◆ Exercise requirements
Track down every line below that holds "name" and copy it.

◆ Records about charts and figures
★ ★ ★ ★

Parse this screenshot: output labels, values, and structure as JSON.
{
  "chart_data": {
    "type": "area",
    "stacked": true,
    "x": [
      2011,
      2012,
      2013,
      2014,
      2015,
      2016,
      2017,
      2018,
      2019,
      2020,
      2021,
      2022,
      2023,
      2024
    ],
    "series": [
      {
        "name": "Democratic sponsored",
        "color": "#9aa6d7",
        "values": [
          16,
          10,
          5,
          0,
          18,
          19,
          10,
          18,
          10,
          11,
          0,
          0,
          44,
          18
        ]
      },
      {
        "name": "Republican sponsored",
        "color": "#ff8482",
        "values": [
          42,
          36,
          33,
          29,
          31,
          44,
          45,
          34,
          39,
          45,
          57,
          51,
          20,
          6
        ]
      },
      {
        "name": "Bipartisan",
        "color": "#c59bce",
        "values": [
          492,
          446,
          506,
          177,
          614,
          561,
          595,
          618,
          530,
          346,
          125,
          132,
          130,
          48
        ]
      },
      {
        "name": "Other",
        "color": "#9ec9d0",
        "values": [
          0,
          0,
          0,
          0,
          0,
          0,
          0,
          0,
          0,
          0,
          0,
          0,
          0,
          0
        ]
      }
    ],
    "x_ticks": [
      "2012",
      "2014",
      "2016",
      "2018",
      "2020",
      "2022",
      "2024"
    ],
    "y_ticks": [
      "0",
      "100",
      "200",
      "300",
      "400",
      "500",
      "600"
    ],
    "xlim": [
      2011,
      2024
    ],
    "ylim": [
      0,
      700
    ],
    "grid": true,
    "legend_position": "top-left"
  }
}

★ ★ ★ ★

◆ Solution for this exercise
        "name": "Democratic sponsored",
        "name": "Republican sponsored",
        "name": "Bipartisan",
        "name": "Other",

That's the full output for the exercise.